* [Short task]: Transcribe the lines of this listing word for word, leaving out the pictures.

* [Layout annotation listing]:
Start

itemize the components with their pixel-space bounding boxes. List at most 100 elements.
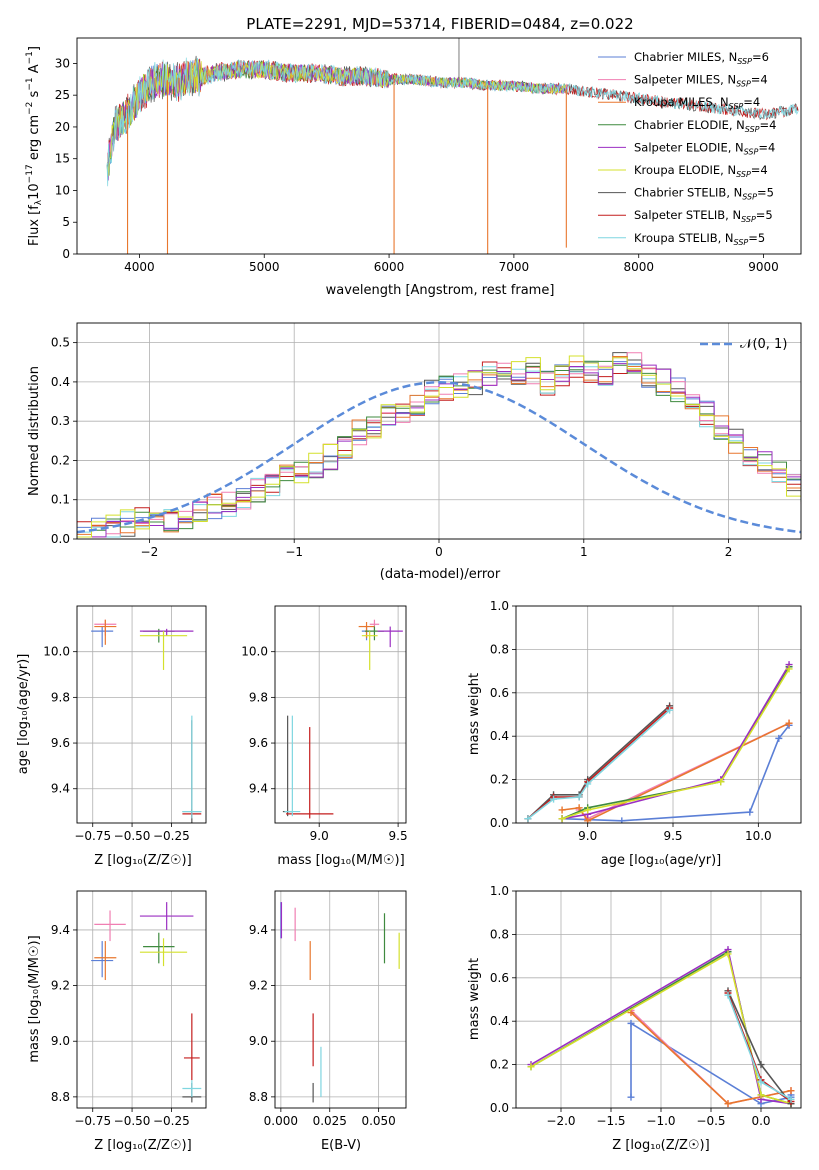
y-tick-label: 5 [62,215,70,229]
y-tick-label: 8.8 [51,1090,70,1104]
x-tick-label: 9.5 [389,829,408,843]
mass-vs-metallicity-panel: Z [log₁₀(Z/Z☉)] mass [log₁₀(M/M☉)] −0.75… [27,890,207,1153]
mass-weight-marker-chabrier-miles [746,808,754,816]
age-z-xlabel: Z [log₁₀(Z/Z☉)] [94,853,191,868]
residual-histogram-panel: (data-model)/error Normed distribution −… [27,322,802,582]
legend-label: Salpeter STELIB, NSSP=5 [634,208,773,224]
y-tick-label: 9.8 [249,690,268,704]
y-tick-label: 1.0 [490,599,509,613]
mass-weight-marker-kroupa-miles [787,1087,795,1095]
histogram-chabrier-stelib [77,352,801,539]
mass-weight-marker-kroupa-stelib [666,706,674,714]
plot-area [282,619,403,819]
mass-weight-marker-kroupa-elodie [757,1091,765,1099]
x-tick-label: −0.25 [153,829,190,843]
y-tick-label: 30 [55,56,70,70]
y-tick-label: 10.0 [43,645,70,659]
mass-weight-marker-kroupa-miles [584,817,592,823]
y-tick-label: 9.6 [51,736,70,750]
y-tick-label: 9.4 [51,923,70,937]
x-tick-label: −0.75 [74,1114,111,1128]
mass-weight-marker-kroupa-stelib [575,793,583,801]
mass-ebv-xlabel: E(B-V) [321,1138,361,1153]
mass-weight-line-chabrier-elodie [561,666,790,820]
x-tick-label: −0.75 [74,829,111,843]
y-tick-label: 0.2 [490,1058,509,1072]
mass-weight-marker-kroupa-stelib [584,780,592,788]
y-tick-label: 0.0 [51,532,70,546]
y-tick-label: 10.0 [241,645,268,659]
y-tick-label: 10 [55,183,70,197]
x-tick-label: 5000 [249,260,280,274]
mw-z-xlabel: Z [log₁₀(Z/Z☉)] [612,1138,709,1153]
age-vs-metallicity-panel: Z [log₁₀(Z/Z☉)] age [log₁₀(age/yr)] −0.7… [16,605,207,868]
histogram-kroupa-elodie [77,355,801,539]
mass-weight-marker-chabrier-miles [627,1019,635,1027]
y-tick-label: 1.0 [490,884,509,898]
x-tick-label: 4000 [124,260,155,274]
histogram-salpeter-elodie [77,363,801,539]
axes-frame [515,605,802,824]
spectrum-legend: Chabrier MILES, NSSP=6 Salpeter MILES, NS… [598,50,776,247]
spectrum-line-kroupa-stelib [106,57,799,187]
mass-weight-marker-chabrier-stelib [757,1061,765,1069]
spectrum-xlabel: wavelength [Angstrom, rest frame] [326,283,555,298]
age-z-ylabel: age [log₁₀(age/yr)] [16,654,31,775]
y-tick-label: 15 [55,152,70,166]
x-tick-label: 2 [725,545,733,559]
plot-area [77,352,801,539]
axes-frame [76,322,802,540]
histogram-xlabel: (data-model)/error [380,567,501,582]
mass-z-xlabel: Z [log₁₀(Z/Z☉)] [94,1138,191,1153]
legend-label: Kroupa ELODIE, NSSP=4 [634,163,768,179]
mass-weight-marker-kroupa-elodie [527,1063,535,1071]
x-tick-label: 0.000 [264,1114,298,1128]
mass-weight-line-kroupa-elodie [561,668,790,820]
mass-weight-marker-kroupa-elodie [584,806,592,814]
legend-label: Kroupa STELIB, NSSP=5 [634,231,765,247]
plot-area [280,902,400,1103]
axes-frame [76,890,207,1109]
x-tick-label: −2.0 [546,1114,575,1128]
mass-weight-line-salpeter-elodie [561,664,790,820]
y-tick-label: 0.5 [51,336,70,350]
x-tick-label: 7000 [499,260,530,274]
massweight-vs-metallicity-panel: Z [log₁₀(Z/Z☉)] mass weight −2.0 −1.5 −1.0… [467,884,802,1153]
x-tick-label: 6000 [374,260,405,274]
y-tick-label: 20 [55,120,70,134]
spectrum-title: PLATE=2291, MJD=53714, FIBERID=0484, z=0… [246,15,633,33]
x-tick-label: 9.0 [310,829,329,843]
y-tick-label: 0.4 [490,1014,509,1028]
legend-label: Chabrier MILES, NSSP=6 [634,50,769,66]
mass-weight-marker-kroupa-stelib [550,795,558,803]
plot-area [106,38,799,254]
x-tick-label: 0.025 [313,1114,347,1128]
axes-frame [76,605,207,824]
y-tick-label: 9.0 [51,1034,70,1048]
y-tick-label: 0.1 [51,493,70,507]
legend-label: Chabrier STELIB, NSSP=5 [634,186,774,202]
plot-area [527,946,795,1108]
plot-area [91,902,202,1103]
legend-label: Kroupa MILES, NSSP=4 [634,95,760,111]
x-tick-label: 0 [435,545,443,559]
x-tick-label: 0.050 [361,1114,395,1128]
axes-frame [76,37,802,255]
legend-label: Salpeter MILES, NSSP=4 [634,73,768,89]
gaussian-curve [77,381,801,534]
y-tick-label: 0 [62,247,70,261]
y-tick-label: 9.2 [249,979,268,993]
age-vs-mass-panel: mass [log₁₀(M/M☉)] 9.0 9.5 9.4 9.6 9.8 10.0 [241,605,408,868]
y-tick-label: 0.6 [490,971,509,985]
y-tick-label: 8.8 [249,1090,268,1104]
legend-label: Chabrier ELODIE, NSSP=4 [634,118,776,134]
x-tick-label: 8000 [623,260,654,274]
y-tick-label: 25 [55,88,70,102]
y-tick-label: 0.0 [490,1101,509,1115]
x-tick-label: −0.50 [114,829,151,843]
axes-frame [515,890,802,1109]
y-tick-label: 9.6 [249,736,268,750]
spectrum-line-kroupa-elodie [107,59,568,177]
axes-frame [274,890,407,1109]
x-tick-label: 9.0 [578,829,597,843]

End

* [Finished answer]:
itemize the components with their pixel-space bounding boxes. List at most 100 elements.
y-tick-label: 5 [62,215,70,229]
y-tick-label: 8.8 [51,1090,70,1104]
x-tick-label: 9.5 [389,829,408,843]
mass-vs-metallicity-panel: Z [log₁₀(Z/Z☉)] mass [log₁₀(M/M☉)] −0.75… [27,890,207,1153]
mass-weight-marker-chabrier-miles [746,808,754,816]
age-z-xlabel: Z [log₁₀(Z/Z☉)] [94,853,191,868]
residual-histogram-panel: (data-model)/error Normed distribution −… [27,322,802,582]
legend-label: Salpeter STELIB, NSSP=5 [634,208,773,224]
y-tick-label: 9.8 [249,690,268,704]
y-tick-label: 1.0 [490,599,509,613]
mass-weight-marker-kroupa-miles [787,1087,795,1095]
histogram-chabrier-stelib [77,352,801,539]
mass-weight-marker-kroupa-stelib [666,706,674,714]
plot-area [282,619,403,819]
mass-weight-marker-kroupa-elodie [757,1091,765,1099]
x-tick-label: −0.25 [153,829,190,843]
y-tick-label: 30 [55,56,70,70]
y-tick-label: 10.0 [43,645,70,659]
mass-weight-marker-kroupa-miles [584,817,592,823]
y-tick-label: 9.6 [51,736,70,750]
y-tick-label: 9.4 [51,923,70,937]
x-tick-label: −0.75 [74,1114,111,1128]
mass-weight-marker-kroupa-stelib [575,793,583,801]
mass-ebv-xlabel: E(B-V) [321,1138,361,1153]
mass-weight-line-chabrier-elodie [561,666,790,820]
x-tick-label: −0.75 [74,829,111,843]
y-tick-label: 0.2 [490,1058,509,1072]
mass-weight-marker-kroupa-stelib [584,780,592,788]
y-tick-label: 0.0 [51,532,70,546]
y-tick-label: 10.0 [241,645,268,659]
y-tick-label: 10 [55,183,70,197]
x-tick-label: 5000 [249,260,280,274]
mw-z-xlabel: Z [log₁₀(Z/Z☉)] [612,1138,709,1153]
age-vs-metallicity-panel: Z [log₁₀(Z/Z☉)] age [log₁₀(age/yr)] −0.7… [16,605,207,868]
histogram-kroupa-elodie [77,355,801,539]
mass-weight-marker-chabrier-miles [627,1019,635,1027]
y-tick-label: 1.0 [490,884,509,898]
x-tick-label: 4000 [124,260,155,274]
histogram-salpeter-elodie [77,363,801,539]
axes-frame [515,605,802,824]
spectrum-legend: Chabrier MILES, NSSP=6 Salpeter MILES, NS… [598,50,776,247]
spectrum-line-kroupa-stelib [106,57,799,187]
mass-weight-marker-chabrier-stelib [757,1061,765,1069]
spectrum-xlabel: wavelength [Angstrom, rest frame] [326,283,555,298]
age-z-ylabel: age [log₁₀(age/yr)] [16,654,31,775]
y-tick-label: 15 [55,152,70,166]
x-tick-label: 2 [725,545,733,559]
plot-area [77,352,801,539]
axes-frame [76,322,802,540]
histogram-xlabel: (data-model)/error [380,567,501,582]
mass-z-xlabel: Z [log₁₀(Z/Z☉)] [94,1138,191,1153]
legend-label: Kroupa ELODIE, NSSP=4 [634,163,768,179]
mass-weight-marker-kroupa-elodie [527,1063,535,1071]
x-tick-label: 0.000 [264,1114,298,1128]
mass-weight-line-kroupa-elodie [561,668,790,820]
mass-weight-marker-kroupa-elodie [584,806,592,814]
legend-label: Kroupa STELIB, NSSP=5 [634,231,765,247]
plot-area [280,902,400,1103]
axes-frame [76,890,207,1109]
x-tick-label: −2.0 [546,1114,575,1128]
mass-weight-line-salpeter-elodie [561,664,790,820]
y-tick-label: 0.5 [51,336,70,350]
x-tick-label: 7000 [499,260,530,274]
massweight-vs-metallicity-panel: Z [log₁₀(Z/Z☉)] mass weight −2.0 −1.5 −1.0… [467,884,802,1153]
x-tick-label: 6000 [374,260,405,274]
y-tick-label: 20 [55,120,70,134]
spectrum-title: PLATE=2291, MJD=53714, FIBERID=0484, z=0… [246,15,633,33]
x-tick-label: 9.0 [310,829,329,843]
y-tick-label: 0.4 [490,1014,509,1028]
legend-label: Chabrier MILES, NSSP=6 [634,50,769,66]
mass-weight-marker-kroupa-stelib [550,795,558,803]
plot-area [106,38,799,254]
x-tick-label: 0.025 [313,1114,347,1128]
axes-frame [76,605,207,824]
y-tick-label: 9.0 [51,1034,70,1048]
y-tick-label: 0.1 [51,493,70,507]
legend-label: Chabrier STELIB, NSSP=5 [634,186,774,202]
plot-area [527,946,795,1108]
plot-area [91,902,202,1103]
legend-label: Kroupa MILES, NSSP=4 [634,95,760,111]
x-tick-label: 0 [435,545,443,559]
x-tick-label: 0.050 [361,1114,395,1128]
axes-frame [76,37,802,255]
legend-label: Salpeter MILES, NSSP=4 [634,73,768,89]
gaussian-curve [77,381,801,534]
y-tick-label: 0 [62,247,70,261]
y-tick-label: 9.2 [249,979,268,993]
age-vs-mass-panel: mass [log₁₀(M/M☉)] 9.0 9.5 9.4 9.6 9.8 10.0 [241,605,408,868]
y-tick-label: 0.6 [490,971,509,985]
y-tick-label: 8.8 [249,1090,268,1104]
legend-label: Chabrier ELODIE, NSSP=4 [634,118,776,134]
x-tick-label: 8000 [623,260,654,274]
y-tick-label: 25 [55,88,70,102]
y-tick-label: 0.0 [490,1101,509,1115]
x-tick-label: −0.50 [114,829,151,843]
axes-frame [515,890,802,1109]
y-tick-label: 9.6 [249,736,268,750]
spectrum-line-kroupa-elodie [107,59,568,177]
axes-frame [274,890,407,1109]
x-tick-label: 9.0 [578,829,597,843]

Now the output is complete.